* **Aim of the exercise**
Count how many lines hold the string "Trials". Give that number alone.

* **Exercise material**
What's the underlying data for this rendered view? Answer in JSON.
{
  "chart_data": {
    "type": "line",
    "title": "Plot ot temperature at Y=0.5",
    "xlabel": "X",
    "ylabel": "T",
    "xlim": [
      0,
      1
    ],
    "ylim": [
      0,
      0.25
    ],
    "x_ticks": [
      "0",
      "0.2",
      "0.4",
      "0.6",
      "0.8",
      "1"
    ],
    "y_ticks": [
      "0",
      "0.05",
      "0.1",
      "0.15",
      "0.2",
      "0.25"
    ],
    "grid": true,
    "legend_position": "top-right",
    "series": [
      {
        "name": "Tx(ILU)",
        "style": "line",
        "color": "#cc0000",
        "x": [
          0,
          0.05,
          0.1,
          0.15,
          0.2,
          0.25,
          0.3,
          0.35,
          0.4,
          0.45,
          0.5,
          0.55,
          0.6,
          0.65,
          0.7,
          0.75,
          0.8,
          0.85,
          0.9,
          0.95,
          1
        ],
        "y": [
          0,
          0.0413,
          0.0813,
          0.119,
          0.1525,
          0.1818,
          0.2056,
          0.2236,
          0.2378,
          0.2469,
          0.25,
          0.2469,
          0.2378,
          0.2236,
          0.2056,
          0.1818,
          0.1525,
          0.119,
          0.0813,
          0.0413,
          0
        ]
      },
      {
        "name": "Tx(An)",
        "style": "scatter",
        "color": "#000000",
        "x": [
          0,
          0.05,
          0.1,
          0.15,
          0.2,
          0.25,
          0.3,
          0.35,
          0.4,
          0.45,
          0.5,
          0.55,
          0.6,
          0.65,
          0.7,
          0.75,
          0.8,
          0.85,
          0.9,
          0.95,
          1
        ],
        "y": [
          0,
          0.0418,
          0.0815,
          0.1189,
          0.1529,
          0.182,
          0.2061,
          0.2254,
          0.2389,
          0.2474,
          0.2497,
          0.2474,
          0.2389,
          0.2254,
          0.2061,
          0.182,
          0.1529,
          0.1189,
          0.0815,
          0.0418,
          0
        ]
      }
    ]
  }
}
...
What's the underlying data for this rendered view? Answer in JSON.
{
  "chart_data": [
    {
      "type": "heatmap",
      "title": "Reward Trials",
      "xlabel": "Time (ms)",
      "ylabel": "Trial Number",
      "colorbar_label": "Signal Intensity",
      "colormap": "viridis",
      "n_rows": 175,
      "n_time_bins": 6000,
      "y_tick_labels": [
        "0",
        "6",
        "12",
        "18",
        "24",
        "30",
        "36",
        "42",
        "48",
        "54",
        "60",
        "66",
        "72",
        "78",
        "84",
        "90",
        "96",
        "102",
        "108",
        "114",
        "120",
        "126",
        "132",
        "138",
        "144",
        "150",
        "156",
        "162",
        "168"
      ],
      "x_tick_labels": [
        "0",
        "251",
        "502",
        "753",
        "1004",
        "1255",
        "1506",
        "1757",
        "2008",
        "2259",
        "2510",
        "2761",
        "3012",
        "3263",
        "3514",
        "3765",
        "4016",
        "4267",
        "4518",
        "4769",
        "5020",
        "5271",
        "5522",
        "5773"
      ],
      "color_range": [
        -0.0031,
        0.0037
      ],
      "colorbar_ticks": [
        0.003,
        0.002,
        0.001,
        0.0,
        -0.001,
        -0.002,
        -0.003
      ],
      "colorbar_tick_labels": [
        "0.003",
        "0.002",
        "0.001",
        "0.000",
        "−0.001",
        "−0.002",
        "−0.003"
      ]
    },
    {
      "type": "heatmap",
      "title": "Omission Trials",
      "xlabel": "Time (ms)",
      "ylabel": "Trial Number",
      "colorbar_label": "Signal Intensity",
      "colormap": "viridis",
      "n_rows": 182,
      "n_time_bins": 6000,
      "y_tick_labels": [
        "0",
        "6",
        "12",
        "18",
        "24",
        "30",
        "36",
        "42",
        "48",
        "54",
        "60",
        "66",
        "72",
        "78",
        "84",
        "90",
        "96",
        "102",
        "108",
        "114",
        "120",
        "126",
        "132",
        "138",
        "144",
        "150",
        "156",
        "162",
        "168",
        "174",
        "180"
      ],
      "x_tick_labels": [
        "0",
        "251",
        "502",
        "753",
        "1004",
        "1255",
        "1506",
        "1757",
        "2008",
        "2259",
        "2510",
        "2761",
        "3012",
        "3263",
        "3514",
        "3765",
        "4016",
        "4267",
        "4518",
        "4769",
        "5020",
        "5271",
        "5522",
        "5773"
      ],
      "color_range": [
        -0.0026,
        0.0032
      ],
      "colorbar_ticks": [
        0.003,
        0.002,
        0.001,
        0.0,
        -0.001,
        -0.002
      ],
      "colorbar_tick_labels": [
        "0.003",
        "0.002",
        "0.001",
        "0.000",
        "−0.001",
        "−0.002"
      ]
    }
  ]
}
==
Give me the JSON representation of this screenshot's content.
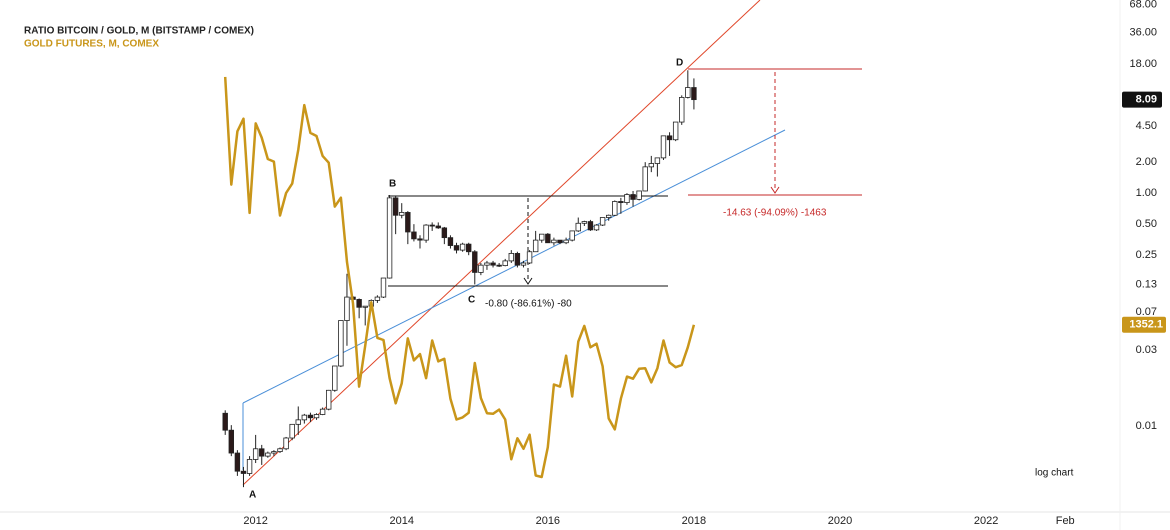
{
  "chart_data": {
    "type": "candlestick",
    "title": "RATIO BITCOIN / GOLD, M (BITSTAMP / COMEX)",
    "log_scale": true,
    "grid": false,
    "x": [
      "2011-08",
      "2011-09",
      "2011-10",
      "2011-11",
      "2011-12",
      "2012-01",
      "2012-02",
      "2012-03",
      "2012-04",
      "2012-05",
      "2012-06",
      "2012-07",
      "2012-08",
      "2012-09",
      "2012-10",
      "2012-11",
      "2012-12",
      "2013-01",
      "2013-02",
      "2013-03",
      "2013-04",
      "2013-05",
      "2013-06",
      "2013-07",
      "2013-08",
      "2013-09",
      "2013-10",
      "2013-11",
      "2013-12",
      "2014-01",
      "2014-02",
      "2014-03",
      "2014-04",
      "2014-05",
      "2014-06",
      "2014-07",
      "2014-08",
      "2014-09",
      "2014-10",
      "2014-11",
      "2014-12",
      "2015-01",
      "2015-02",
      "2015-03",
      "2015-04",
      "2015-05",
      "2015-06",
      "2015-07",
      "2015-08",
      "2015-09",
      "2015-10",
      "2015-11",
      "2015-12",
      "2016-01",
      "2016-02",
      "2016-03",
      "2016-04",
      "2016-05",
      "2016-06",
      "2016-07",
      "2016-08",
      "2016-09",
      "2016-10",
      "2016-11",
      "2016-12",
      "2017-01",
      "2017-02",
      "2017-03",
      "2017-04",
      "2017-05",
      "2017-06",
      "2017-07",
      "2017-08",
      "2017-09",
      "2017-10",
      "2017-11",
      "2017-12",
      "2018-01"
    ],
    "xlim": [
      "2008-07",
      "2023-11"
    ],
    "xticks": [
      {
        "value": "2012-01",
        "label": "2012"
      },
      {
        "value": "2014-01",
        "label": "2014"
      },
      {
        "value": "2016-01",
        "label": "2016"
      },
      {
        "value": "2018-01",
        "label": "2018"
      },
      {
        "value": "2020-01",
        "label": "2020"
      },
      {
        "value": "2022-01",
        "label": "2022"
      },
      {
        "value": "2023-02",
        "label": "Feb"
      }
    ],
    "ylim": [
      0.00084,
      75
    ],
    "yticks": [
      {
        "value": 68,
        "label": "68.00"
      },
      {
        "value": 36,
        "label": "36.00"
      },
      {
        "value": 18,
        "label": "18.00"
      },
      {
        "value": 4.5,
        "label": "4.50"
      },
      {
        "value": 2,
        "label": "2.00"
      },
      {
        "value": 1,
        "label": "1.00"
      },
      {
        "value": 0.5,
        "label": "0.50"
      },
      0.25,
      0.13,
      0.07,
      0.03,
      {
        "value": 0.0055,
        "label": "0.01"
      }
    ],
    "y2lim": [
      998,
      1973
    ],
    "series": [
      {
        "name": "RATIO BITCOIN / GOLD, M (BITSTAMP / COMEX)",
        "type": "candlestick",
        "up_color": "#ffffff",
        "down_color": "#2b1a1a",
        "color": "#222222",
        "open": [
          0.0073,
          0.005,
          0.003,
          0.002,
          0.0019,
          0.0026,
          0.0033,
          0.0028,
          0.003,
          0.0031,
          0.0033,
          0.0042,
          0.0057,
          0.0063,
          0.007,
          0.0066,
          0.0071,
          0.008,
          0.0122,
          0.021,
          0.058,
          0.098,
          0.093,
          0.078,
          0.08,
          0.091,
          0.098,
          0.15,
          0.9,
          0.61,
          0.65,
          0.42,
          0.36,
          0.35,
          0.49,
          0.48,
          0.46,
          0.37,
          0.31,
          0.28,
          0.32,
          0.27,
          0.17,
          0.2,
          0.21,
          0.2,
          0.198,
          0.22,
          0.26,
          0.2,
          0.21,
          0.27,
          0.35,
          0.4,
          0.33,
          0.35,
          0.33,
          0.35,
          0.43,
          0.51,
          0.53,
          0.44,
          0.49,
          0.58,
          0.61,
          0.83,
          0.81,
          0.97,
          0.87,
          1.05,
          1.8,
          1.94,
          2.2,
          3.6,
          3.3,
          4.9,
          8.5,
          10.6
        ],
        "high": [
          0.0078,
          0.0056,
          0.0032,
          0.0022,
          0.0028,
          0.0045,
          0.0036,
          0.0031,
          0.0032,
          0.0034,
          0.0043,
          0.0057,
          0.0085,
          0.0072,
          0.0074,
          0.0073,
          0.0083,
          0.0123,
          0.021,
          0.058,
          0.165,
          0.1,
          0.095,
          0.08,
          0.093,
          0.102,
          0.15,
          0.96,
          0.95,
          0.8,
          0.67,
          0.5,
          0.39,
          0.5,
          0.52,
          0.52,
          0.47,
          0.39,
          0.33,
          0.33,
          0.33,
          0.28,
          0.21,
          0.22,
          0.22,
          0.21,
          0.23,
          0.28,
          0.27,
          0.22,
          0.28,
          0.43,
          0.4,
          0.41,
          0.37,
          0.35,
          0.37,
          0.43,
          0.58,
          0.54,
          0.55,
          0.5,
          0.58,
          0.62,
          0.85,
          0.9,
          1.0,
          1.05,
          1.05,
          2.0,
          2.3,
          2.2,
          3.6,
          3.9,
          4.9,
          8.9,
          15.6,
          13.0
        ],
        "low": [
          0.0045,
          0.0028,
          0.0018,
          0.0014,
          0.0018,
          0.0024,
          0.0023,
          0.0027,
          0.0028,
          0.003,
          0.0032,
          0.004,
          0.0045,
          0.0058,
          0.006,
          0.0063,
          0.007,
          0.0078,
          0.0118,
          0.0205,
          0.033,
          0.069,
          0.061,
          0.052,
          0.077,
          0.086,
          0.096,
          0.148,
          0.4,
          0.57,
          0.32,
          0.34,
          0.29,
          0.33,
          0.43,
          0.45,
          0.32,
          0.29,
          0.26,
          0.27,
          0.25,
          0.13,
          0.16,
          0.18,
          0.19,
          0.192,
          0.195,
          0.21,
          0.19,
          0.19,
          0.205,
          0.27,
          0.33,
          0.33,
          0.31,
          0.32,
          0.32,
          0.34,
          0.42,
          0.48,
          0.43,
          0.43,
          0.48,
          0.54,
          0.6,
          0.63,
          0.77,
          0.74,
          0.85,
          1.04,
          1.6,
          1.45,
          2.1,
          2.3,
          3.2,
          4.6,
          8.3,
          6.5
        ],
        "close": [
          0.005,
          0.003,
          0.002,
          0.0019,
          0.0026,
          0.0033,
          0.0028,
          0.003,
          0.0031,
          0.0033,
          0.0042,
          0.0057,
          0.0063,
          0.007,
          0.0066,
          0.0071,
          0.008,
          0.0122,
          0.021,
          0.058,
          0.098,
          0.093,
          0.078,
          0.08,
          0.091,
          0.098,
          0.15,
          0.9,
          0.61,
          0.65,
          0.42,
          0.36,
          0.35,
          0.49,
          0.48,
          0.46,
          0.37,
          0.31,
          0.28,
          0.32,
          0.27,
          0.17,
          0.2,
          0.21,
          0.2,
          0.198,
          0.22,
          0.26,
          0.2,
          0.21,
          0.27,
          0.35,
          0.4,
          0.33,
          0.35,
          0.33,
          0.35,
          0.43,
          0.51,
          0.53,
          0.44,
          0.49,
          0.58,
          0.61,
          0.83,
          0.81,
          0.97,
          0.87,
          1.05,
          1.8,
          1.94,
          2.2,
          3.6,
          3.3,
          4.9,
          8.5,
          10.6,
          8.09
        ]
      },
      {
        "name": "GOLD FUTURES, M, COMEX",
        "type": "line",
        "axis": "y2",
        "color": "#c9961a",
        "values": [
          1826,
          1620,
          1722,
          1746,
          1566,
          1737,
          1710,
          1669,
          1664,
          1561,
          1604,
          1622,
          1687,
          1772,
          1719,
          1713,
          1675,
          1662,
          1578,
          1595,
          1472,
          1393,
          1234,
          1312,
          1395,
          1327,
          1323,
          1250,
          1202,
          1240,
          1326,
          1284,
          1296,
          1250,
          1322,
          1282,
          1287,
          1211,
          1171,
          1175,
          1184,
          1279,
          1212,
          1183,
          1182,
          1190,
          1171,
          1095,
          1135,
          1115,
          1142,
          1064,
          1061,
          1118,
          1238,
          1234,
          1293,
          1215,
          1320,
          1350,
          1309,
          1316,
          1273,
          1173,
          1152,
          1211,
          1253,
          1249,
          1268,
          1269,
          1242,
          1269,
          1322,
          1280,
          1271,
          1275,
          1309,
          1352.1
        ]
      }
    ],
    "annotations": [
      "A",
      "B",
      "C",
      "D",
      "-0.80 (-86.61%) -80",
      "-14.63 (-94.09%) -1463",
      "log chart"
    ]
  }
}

* **Answer to the problem**
2